[Dataset items]
┌──
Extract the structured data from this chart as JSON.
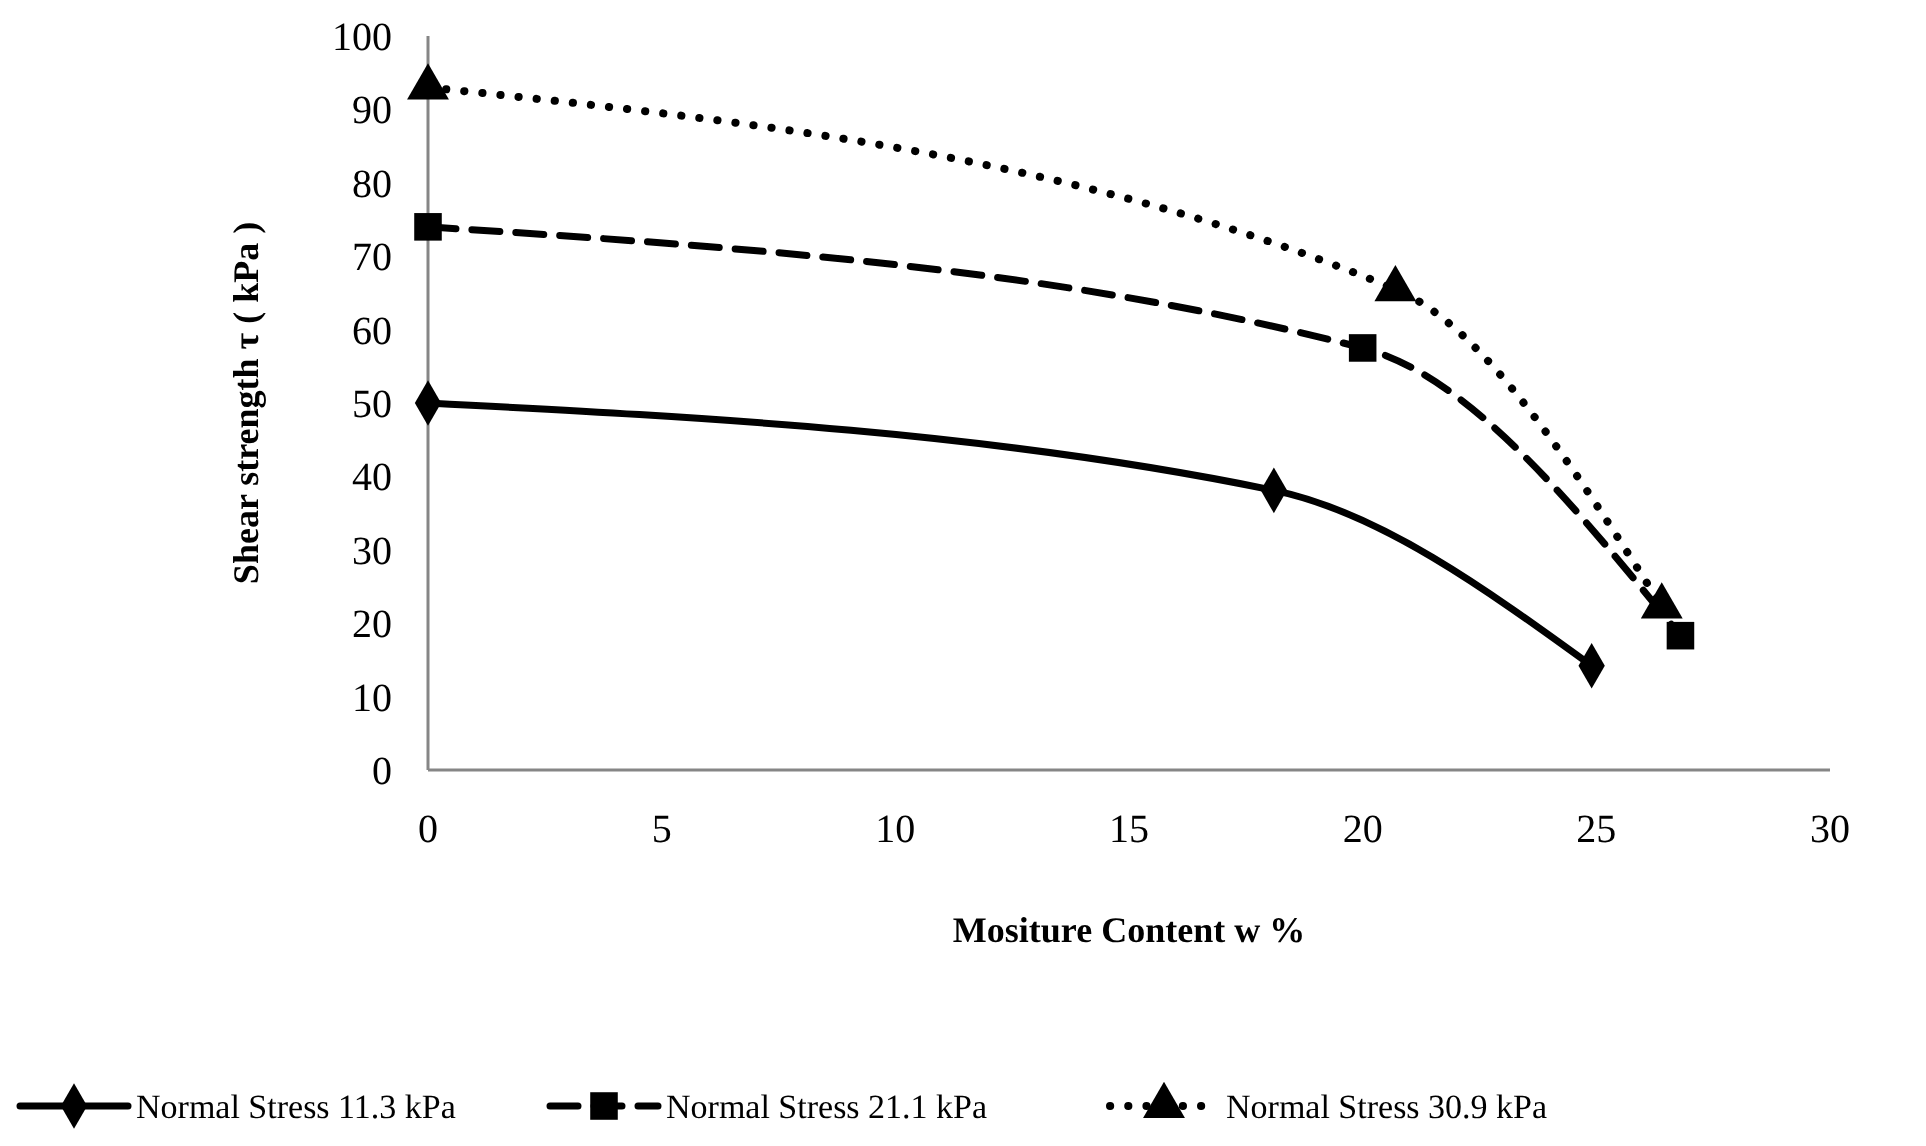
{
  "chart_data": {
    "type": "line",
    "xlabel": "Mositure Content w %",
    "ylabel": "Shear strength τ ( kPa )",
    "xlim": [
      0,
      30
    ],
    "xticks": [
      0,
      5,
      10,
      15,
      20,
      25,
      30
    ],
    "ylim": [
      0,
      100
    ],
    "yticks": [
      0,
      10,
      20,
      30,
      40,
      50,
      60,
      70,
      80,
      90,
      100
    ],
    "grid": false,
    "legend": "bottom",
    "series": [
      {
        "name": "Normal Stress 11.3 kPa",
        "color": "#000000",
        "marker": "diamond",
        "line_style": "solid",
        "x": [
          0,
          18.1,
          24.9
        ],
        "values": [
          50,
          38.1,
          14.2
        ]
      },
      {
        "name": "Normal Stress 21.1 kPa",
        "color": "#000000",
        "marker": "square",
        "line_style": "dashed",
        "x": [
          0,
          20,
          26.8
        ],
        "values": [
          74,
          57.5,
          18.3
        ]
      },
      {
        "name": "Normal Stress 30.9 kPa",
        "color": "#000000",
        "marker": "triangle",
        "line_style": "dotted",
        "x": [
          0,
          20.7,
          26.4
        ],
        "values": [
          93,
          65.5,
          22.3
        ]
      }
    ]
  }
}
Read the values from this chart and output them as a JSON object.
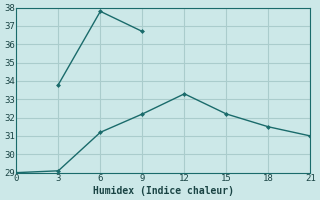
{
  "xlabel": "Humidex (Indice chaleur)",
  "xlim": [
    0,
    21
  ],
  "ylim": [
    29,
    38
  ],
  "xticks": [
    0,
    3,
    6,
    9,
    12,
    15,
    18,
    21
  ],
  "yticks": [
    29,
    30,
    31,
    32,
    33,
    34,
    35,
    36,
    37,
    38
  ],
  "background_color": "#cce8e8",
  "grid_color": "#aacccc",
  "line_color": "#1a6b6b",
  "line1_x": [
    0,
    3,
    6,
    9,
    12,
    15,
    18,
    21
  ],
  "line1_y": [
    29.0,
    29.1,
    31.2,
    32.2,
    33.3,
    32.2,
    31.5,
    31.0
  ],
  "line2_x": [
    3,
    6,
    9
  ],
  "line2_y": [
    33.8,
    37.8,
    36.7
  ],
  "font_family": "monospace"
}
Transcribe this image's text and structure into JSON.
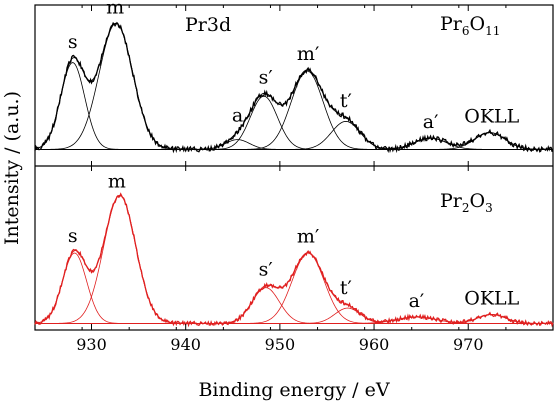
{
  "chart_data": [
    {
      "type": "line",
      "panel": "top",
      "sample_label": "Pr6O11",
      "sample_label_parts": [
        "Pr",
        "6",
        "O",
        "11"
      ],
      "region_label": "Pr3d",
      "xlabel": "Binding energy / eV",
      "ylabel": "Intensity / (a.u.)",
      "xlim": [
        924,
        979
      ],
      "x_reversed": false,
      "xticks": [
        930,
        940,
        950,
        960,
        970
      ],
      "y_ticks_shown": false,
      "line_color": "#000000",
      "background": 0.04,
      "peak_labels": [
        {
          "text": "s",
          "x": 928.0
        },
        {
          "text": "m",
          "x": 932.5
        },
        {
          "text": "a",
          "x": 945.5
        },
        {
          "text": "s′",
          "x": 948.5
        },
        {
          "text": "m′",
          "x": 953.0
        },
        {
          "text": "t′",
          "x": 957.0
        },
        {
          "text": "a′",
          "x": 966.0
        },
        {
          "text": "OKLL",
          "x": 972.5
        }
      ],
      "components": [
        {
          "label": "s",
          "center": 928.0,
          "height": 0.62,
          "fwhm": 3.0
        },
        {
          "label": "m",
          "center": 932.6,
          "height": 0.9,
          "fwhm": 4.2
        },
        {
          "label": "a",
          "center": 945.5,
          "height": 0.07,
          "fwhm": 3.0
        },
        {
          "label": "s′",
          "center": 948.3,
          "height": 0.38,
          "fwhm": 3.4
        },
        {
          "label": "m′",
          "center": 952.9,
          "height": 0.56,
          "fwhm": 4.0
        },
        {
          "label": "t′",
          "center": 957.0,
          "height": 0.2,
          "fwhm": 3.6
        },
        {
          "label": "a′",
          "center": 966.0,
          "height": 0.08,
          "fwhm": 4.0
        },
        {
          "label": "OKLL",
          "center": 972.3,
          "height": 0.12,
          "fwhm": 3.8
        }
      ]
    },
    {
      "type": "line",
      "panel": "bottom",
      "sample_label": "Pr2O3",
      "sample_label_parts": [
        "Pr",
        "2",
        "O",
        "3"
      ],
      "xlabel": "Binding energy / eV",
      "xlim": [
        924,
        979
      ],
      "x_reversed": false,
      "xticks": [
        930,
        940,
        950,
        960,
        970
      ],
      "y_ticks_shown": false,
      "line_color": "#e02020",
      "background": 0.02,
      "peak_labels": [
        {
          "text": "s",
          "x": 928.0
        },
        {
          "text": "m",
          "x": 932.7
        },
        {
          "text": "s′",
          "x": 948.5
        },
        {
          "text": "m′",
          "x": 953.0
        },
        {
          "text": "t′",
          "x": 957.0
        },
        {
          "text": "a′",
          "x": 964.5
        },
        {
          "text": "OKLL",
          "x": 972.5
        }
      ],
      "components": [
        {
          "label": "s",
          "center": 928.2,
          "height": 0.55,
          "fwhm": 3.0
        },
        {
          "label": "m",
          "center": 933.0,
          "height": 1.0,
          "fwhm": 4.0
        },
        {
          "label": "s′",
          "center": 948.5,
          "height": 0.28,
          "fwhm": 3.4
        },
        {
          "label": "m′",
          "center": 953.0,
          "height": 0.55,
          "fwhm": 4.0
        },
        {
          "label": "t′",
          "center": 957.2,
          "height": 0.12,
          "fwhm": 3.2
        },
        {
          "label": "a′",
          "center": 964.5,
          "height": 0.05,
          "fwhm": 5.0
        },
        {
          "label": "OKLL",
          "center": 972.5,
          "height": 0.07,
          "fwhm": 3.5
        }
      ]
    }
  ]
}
└──
=== WRITTEN PROBLEM ===
Repeat the records in full, exactly as they appear, without the pictures.

=== COMPLETE OUTPUT ===
Extract the structured data from this chart as JSON.
{
  "chart_data": {
    "type": "line",
    "xlabel": "Mositure Content w %",
    "ylabel": "Shear strength τ ( kPa )",
    "xlim": [
      0,
      30
    ],
    "xticks": [
      0,
      5,
      10,
      15,
      20,
      25,
      30
    ],
    "ylim": [
      0,
      100
    ],
    "yticks": [
      0,
      10,
      20,
      30,
      40,
      50,
      60,
      70,
      80,
      90,
      100
    ],
    "grid": false,
    "legend": "bottom",
    "series": [
      {
        "name": "Normal Stress 11.3 kPa",
        "color": "#000000",
        "marker": "diamond",
        "line_style": "solid",
        "x": [
          0,
          18.1,
          24.9
        ],
        "values": [
          50,
          38.1,
          14.2
        ]
      },
      {
        "name": "Normal Stress 21.1 kPa",
        "color": "#000000",
        "marker": "square",
        "line_style": "dashed",
        "x": [
          0,
          20,
          26.8
        ],
        "values": [
          74,
          57.5,
          18.3
        ]
      },
      {
        "name": "Normal Stress 30.9 kPa",
        "color": "#000000",
        "marker": "triangle",
        "line_style": "dotted",
        "x": [
          0,
          20.7,
          26.4
        ],
        "values": [
          93,
          65.5,
          22.3
        ]
      }
    ]
  }
}
Read the values from this chart and output them as a JSON object.
{
  "xlabel": "Humidex (Indice chaleur)",
  "xlim": [
    0,
    21
  ],
  "ylim": [
    29,
    38
  ],
  "xticks": [
    0,
    3,
    6,
    9,
    12,
    15,
    18,
    21
  ],
  "yticks": [
    29,
    30,
    31,
    32,
    33,
    34,
    35,
    36,
    37,
    38
  ],
  "background_color": "#cce8e8",
  "grid_color": "#aacccc",
  "line_color": "#1a6b6b",
  "line1_x": [
    0,
    3,
    6,
    9,
    12,
    15,
    18,
    21
  ],
  "line1_y": [
    29.0,
    29.1,
    31.2,
    32.2,
    33.3,
    32.2,
    31.5,
    31.0
  ],
  "line2_x": [
    3,
    6,
    9
  ],
  "line2_y": [
    33.8,
    37.8,
    36.7
  ],
  "font_family": "monospace"
}
Transcribe this image's text and structure into JSON.
{
  "chart_data": [
    {
      "type": "line",
      "panel": "top",
      "sample_label": "Pr6O11",
      "sample_label_parts": [
        "Pr",
        "6",
        "O",
        "11"
      ],
      "region_label": "Pr3d",
      "xlabel": "Binding energy / eV",
      "ylabel": "Intensity / (a.u.)",
      "xlim": [
        924,
        979
      ],
      "x_reversed": false,
      "xticks": [
        930,
        940,
        950,
        960,
        970
      ],
      "y_ticks_shown": false,
      "line_color": "#000000",
      "background": 0.04,
      "peak_labels": [
        {
          "text": "s",
          "x": 928.0
        },
        {
          "text": "m",
          "x": 932.5
        },
        {
          "text": "a",
          "x": 945.5
        },
        {
          "text": "s′",
          "x": 948.5
        },
        {
          "text": "m′",
          "x": 953.0
        },
        {
          "text": "t′",
          "x": 957.0
        },
        {
          "text": "a′",
          "x": 966.0
        },
        {
          "text": "OKLL",
          "x": 972.5
        }
      ],
      "components": [
        {
          "label": "s",
          "center": 928.0,
          "height": 0.62,
          "fwhm": 3.0
        },
        {
          "label": "m",
          "center": 932.6,
          "height": 0.9,
          "fwhm": 4.2
        },
        {
          "label": "a",
          "center": 945.5,
          "height": 0.07,
          "fwhm": 3.0
        },
        {
          "label": "s′",
          "center": 948.3,
          "height": 0.38,
          "fwhm": 3.4
        },
        {
          "label": "m′",
          "center": 952.9,
          "height": 0.56,
          "fwhm": 4.0
        },
        {
          "label": "t′",
          "center": 957.0,
          "height": 0.2,
          "fwhm": 3.6
        },
        {
          "label": "a′",
          "center": 966.0,
          "height": 0.08,
          "fwhm": 4.0
        },
        {
          "label": "OKLL",
          "center": 972.3,
          "height": 0.12,
          "fwhm": 3.8
        }
      ]
    },
    {
      "type": "line",
      "panel": "bottom",
      "sample_label": "Pr2O3",
      "sample_label_parts": [
        "Pr",
        "2",
        "O",
        "3"
      ],
      "xlabel": "Binding energy / eV",
      "xlim": [
        924,
        979
      ],
      "x_reversed": false,
      "xticks": [
        930,
        940,
        950,
        960,
        970
      ],
      "y_ticks_shown": false,
      "line_color": "#e02020",
      "background": 0.02,
      "peak_labels": [
        {
          "text": "s",
          "x": 928.0
        },
        {
          "text": "m",
          "x": 932.7
        },
        {
          "text": "s′",
          "x": 948.5
        },
        {
          "text": "m′",
          "x": 953.0
        },
        {
          "text": "t′",
          "x": 957.0
        },
        {
          "text": "a′",
          "x": 964.5
        },
        {
          "text": "OKLL",
          "x": 972.5
        }
      ],
      "components": [
        {
          "label": "s",
          "center": 928.2,
          "height": 0.55,
          "fwhm": 3.0
        },
        {
          "label": "m",
          "center": 933.0,
          "height": 1.0,
          "fwhm": 4.0
        },
        {
          "label": "s′",
          "center": 948.5,
          "height": 0.28,
          "fwhm": 3.4
        },
        {
          "label": "m′",
          "center": 953.0,
          "height": 0.55,
          "fwhm": 4.0
        },
        {
          "label": "t′",
          "center": 957.2,
          "height": 0.12,
          "fwhm": 3.2
        },
        {
          "label": "a′",
          "center": 964.5,
          "height": 0.05,
          "fwhm": 5.0
        },
        {
          "label": "OKLL",
          "center": 972.5,
          "height": 0.07,
          "fwhm": 3.5
        }
      ]
    }
  ]
}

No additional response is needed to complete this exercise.